• TRAVAIL DEMANDÉ:
1) Recopiez à l'identique le passage de la prédication qui commence aux mots « Culte du 8 février » et qui s'arrête après « en ferions-nous ? ».
2) Prolongez la prédication sur l'anticonformisme à la suite de sa dernière phrase.

• TEXTE FOURNI:
+ + + + + + +
Soyez anticonformiste, nous dit Paul

Luc 7:31-35 , Romains 12:2

Culte du 8 février 2015
Prédication de pasteur Marc Pernot

Jésus nous propose de nous poser une drôle question : À quoi ressemblent les humains de cette génération ? À quoi ça sert de se poser cette question ? Il nous invite à prendre du recul et à nous regarder pour mieux comprendre la situation où nous sommes. C'est un élément clef pour avancer.

Alors, comment est l'humanité actuellement ? Quel portrait en ferions-nous ?

Une des grandes utilités de la Bible c'est de nous aider à nous voir nous-mêmes, à nous regardez comme dans un miroir. Si nous ne savions pas la tête que nous avons ce ne serait pas trop grave, encore, mais c'est bien plus dommage de ne pas savoir qui nous sommes en réalité, comment nous fonctionnons, quels sont nos qualités et nos défauts... Car alors nous pouvons mieux réagir, vivre et progresser

La Bible est comme un miroir pour son lecteur grâce aux milliers de bonnes questions dont elle est pleine. La prière nous aide aussi à avoir une lucidité sur nous-mêmes. Jean-Baptiste nous encourage à nous « convertir », c'est à dire à nous tourner vers Dieu pour avoir cette lucidité. Ce n'est pas toujours drôle. Heureusement que Jésus réjouit l'atmosphère en faisant la fête même avec les plus pécheurs d'entre les pécheurs. Cela nous montre que nous pouvons prier Dieu sans crainte.
+ + + + + + +
• LIGNES FOURNIES:
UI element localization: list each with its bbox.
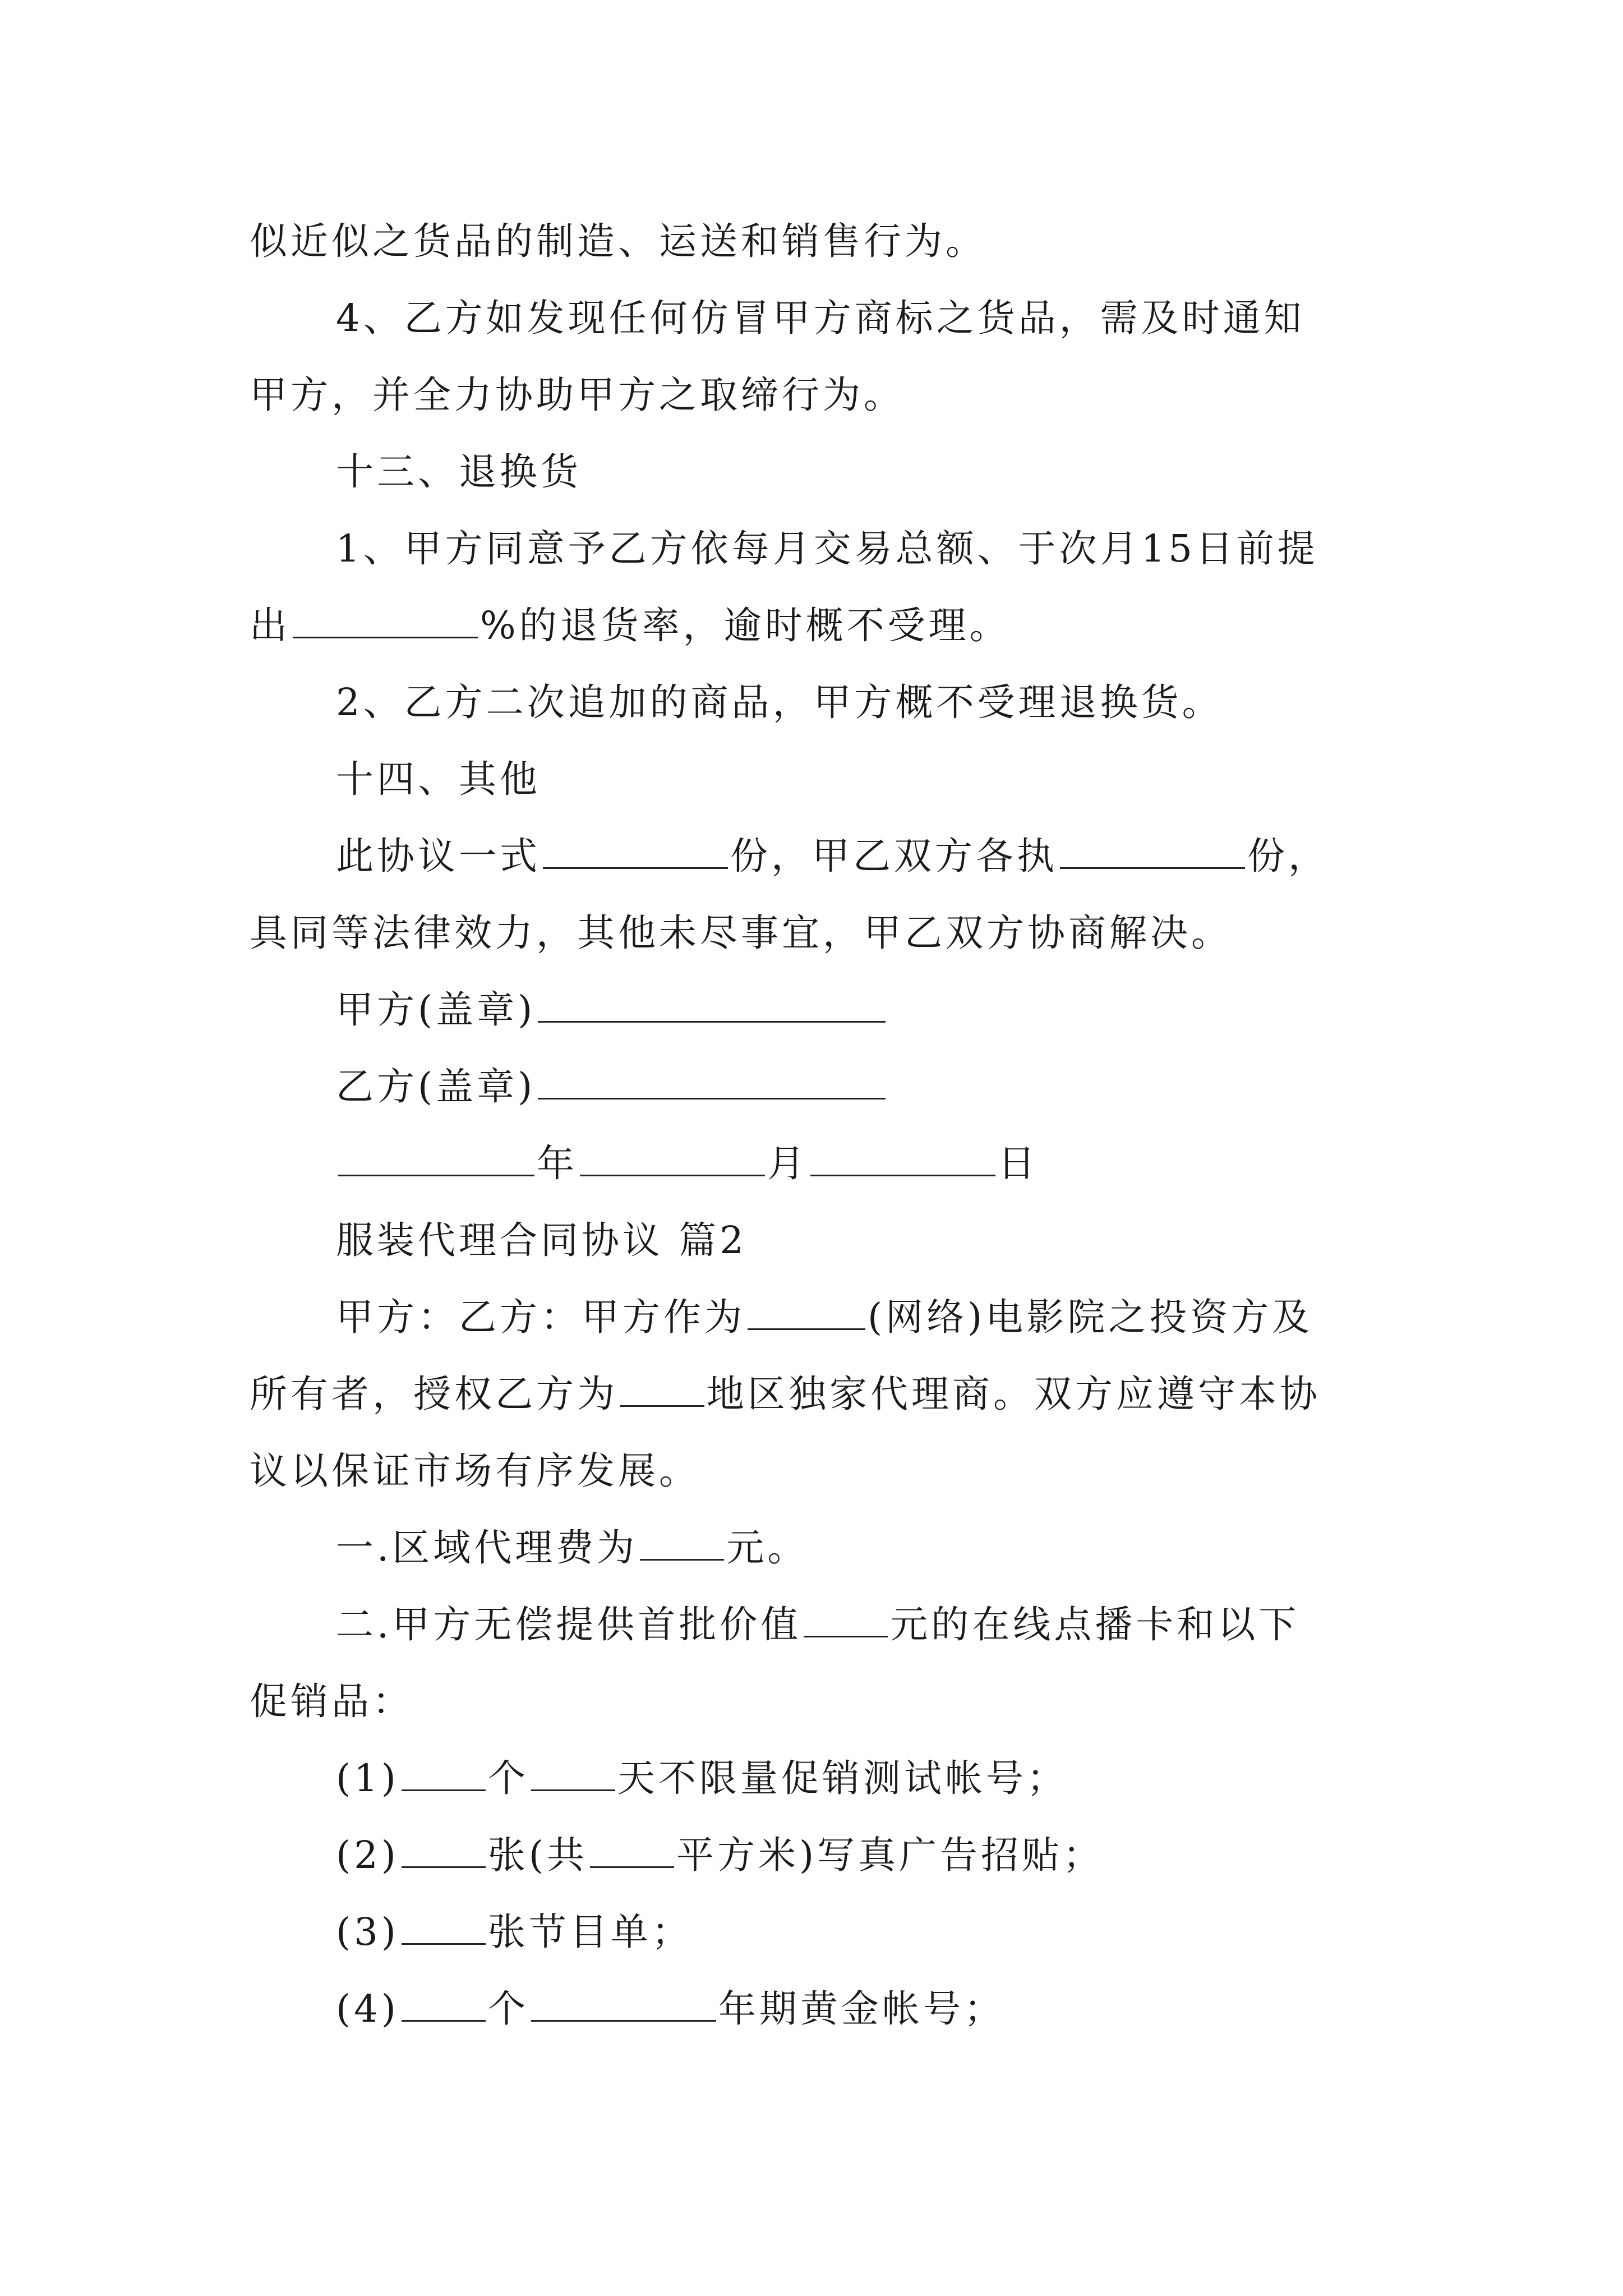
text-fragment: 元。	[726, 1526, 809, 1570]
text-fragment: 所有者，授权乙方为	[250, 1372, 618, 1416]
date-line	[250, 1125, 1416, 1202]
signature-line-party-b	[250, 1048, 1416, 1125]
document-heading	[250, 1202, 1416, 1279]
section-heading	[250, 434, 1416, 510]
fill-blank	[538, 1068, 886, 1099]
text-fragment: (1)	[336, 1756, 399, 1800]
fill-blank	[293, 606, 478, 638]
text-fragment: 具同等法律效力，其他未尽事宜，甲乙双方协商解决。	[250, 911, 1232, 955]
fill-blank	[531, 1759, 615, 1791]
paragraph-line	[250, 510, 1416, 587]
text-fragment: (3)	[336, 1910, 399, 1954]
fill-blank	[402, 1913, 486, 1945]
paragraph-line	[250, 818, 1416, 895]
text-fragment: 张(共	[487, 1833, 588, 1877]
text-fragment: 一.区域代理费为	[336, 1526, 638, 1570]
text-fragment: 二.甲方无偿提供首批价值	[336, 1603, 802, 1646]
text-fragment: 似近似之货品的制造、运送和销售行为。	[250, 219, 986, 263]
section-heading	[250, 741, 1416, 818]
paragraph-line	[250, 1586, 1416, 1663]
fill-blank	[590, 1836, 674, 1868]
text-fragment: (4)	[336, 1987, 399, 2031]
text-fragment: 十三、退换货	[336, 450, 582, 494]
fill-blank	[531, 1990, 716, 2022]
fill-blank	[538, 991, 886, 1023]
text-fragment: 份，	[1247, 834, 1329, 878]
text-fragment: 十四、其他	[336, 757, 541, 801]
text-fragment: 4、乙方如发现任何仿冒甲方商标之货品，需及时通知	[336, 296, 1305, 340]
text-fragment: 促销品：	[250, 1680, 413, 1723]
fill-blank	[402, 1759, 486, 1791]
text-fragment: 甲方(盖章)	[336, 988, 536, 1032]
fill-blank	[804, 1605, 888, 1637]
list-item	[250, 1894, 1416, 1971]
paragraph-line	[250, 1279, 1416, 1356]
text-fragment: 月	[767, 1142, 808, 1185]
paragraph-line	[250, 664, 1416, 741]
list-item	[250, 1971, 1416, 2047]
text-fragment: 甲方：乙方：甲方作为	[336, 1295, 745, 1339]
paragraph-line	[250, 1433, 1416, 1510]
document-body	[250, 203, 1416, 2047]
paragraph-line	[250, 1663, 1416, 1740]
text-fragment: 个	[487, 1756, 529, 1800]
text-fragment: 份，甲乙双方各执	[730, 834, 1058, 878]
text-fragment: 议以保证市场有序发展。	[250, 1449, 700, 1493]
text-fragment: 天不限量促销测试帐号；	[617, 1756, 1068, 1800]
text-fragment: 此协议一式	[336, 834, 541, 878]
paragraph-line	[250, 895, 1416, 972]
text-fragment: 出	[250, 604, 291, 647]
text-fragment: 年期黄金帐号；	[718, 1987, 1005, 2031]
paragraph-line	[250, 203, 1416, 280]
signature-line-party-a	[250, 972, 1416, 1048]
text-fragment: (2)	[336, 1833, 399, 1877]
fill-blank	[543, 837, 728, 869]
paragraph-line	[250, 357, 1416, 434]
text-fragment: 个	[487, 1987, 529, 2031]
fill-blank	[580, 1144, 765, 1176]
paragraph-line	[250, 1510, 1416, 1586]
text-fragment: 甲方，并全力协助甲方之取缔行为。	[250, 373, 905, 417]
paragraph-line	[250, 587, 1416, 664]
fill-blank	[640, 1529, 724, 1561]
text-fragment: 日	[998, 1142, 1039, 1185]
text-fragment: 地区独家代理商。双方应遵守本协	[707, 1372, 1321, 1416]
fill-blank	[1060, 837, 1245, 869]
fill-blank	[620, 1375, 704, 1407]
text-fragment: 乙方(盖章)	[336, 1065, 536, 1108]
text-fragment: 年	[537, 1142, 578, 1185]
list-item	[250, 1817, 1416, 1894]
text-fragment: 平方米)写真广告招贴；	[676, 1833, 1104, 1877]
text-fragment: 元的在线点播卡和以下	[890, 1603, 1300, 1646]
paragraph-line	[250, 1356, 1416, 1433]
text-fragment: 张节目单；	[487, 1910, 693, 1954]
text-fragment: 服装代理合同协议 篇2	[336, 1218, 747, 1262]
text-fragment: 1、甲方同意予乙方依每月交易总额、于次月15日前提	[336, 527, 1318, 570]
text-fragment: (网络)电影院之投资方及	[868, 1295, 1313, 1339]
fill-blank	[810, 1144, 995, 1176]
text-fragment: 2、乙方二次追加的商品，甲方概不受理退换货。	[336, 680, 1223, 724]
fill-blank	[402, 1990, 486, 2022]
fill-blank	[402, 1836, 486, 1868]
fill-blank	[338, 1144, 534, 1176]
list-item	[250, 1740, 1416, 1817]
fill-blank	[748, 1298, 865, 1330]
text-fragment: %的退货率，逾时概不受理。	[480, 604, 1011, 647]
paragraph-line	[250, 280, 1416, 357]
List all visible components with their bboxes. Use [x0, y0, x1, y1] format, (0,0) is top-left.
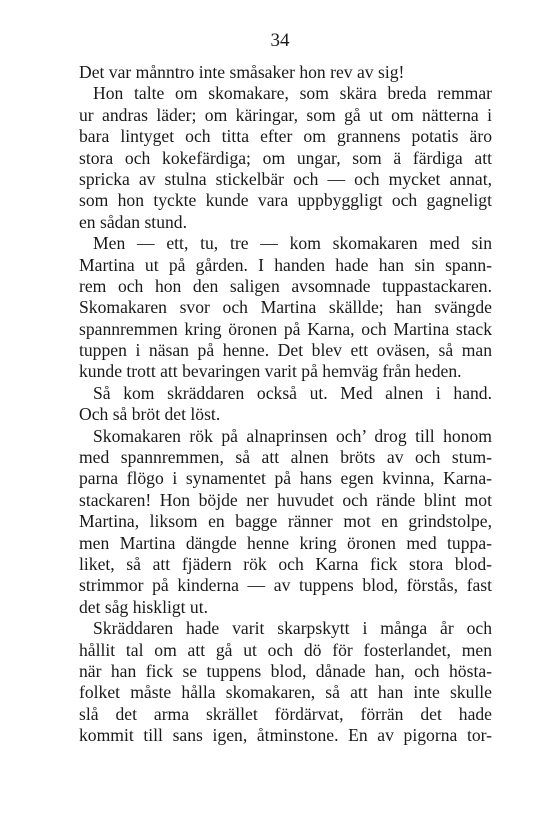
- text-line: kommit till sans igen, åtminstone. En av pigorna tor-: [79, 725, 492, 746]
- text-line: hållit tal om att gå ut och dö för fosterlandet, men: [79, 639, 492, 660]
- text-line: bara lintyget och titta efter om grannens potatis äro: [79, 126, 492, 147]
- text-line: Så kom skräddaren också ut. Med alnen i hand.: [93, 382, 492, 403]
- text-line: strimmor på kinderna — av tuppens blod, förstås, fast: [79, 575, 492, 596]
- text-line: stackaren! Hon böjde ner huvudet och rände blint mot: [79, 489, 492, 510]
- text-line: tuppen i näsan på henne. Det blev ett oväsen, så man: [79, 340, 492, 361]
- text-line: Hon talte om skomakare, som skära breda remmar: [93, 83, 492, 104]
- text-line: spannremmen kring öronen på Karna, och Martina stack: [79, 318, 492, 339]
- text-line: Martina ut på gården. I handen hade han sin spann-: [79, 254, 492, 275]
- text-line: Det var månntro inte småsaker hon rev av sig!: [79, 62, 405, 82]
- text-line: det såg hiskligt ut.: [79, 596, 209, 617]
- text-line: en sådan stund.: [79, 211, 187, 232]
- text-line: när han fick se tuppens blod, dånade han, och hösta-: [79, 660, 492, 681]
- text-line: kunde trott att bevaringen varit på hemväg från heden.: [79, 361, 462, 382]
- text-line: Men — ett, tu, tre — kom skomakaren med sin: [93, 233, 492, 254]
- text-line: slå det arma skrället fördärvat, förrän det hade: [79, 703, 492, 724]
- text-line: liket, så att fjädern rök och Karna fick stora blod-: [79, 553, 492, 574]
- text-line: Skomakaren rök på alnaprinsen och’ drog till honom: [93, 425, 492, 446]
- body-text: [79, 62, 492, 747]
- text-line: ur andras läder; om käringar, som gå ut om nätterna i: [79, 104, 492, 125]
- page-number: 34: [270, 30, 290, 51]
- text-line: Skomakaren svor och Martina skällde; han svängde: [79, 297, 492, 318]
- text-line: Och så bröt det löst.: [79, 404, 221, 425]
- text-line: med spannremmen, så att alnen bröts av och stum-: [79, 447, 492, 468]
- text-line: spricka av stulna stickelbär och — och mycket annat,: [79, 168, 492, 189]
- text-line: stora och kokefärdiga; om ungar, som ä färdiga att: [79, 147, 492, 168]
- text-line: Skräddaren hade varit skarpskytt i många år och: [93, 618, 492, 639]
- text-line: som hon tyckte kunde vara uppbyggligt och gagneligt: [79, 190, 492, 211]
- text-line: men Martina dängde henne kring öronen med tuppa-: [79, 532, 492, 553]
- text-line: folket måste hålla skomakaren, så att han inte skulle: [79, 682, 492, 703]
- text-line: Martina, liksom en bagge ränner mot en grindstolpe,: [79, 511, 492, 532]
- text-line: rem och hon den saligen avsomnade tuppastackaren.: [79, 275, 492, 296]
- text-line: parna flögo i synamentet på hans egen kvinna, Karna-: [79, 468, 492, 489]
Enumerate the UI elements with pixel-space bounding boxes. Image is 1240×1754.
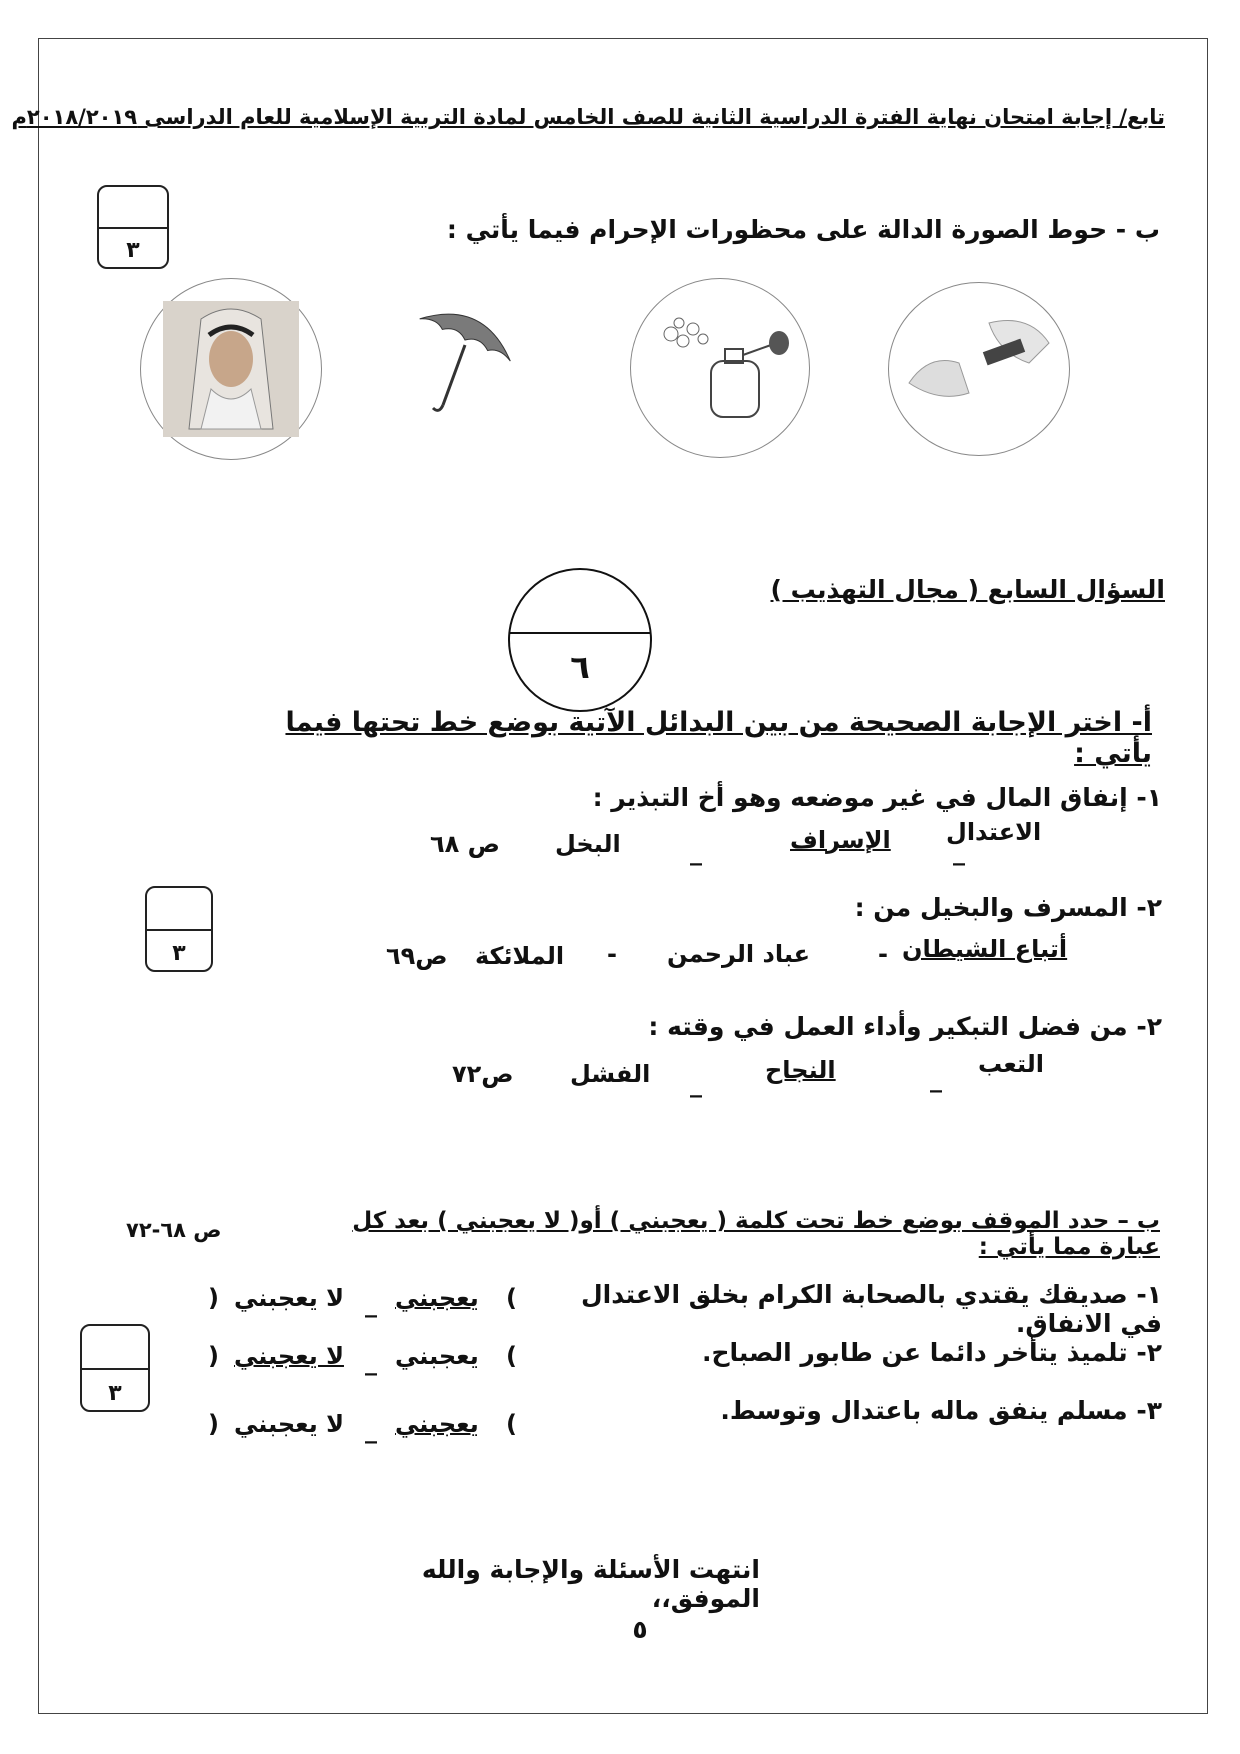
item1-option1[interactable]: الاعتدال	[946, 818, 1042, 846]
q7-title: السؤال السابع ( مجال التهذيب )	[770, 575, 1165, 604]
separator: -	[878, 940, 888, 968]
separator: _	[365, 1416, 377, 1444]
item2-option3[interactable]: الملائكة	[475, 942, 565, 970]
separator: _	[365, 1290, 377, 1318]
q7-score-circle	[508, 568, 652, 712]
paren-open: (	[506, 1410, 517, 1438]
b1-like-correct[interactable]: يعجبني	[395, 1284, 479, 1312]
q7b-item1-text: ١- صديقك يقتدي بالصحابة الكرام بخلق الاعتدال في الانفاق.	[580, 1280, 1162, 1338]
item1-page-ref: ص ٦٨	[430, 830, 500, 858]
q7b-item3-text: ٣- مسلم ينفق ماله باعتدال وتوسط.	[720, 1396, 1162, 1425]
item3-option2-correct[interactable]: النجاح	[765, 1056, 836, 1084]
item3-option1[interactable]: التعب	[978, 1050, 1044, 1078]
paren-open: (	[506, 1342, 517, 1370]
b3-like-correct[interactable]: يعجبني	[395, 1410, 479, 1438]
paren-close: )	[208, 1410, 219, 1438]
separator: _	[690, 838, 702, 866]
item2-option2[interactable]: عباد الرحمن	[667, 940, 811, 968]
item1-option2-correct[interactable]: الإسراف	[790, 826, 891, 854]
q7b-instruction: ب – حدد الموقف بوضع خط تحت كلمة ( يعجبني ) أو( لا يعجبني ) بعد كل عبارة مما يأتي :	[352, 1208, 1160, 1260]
+ + + + + + +
• RÉPONSES AUX CONSIGNES:
1)
Culte du 8 février 2015
Prédication de pasteur Marc Pernot

Jésus nous propose de nous poser une drôle question : À quoi ressemblent les humains de cette génération ? À quoi ça sert de se poser cette question ? Il nous invite à prendre du recul et à nous regarder pour mieux comprendre la situation où nous sommes. C'est un élément clef pour avancer.

Alors, comment est l'humanité actuellement ? Quel portrait en ferions-nous ?

2)
Sachant cela, nous pouvons avoir le courage de nous regarder dans la glace, nous, et notre génération.

Où en sommes nous aujourd'hui ?

À quoi ressemble notre humanité aujourd'hui ?

Jésus raconte bien les histoires. En trois mots, il décrit l'humanité, et son portrait est saisissant, criant de vérité et d'actualité. Il voit l'humanité comme une foule d'enfants assis dans l'agora, cette place qui était dans l'antiquité au cœur de la ville et où tout se vend et s'achète, mais aussi où l'on discute, où fait de la politique et où la justice pouvait être rendue. Jésus compare l'humanité à une foule d'enfants assis sur cette place, chacun exprimant sa propre humeur du moment, et chacun se plaignant que les autres ne soient pas sensible à ce qu'ils expriment.

Dans un sens, c'est une vision optimiste, puisque Jésus compare l'humanité à une foule d'enfants. Or les enfants, ça grandit, ça apprend des choses, ça devient plus fort et plus sage (parfois). Cette petite parabole de Jésus nous apprend quelque chose sur nous-mêmes : quel que soit notre âge et notre état, Dieu voit en nous quelqu'un qui peut grandir et devenir un adulte un petit peu plus responsable.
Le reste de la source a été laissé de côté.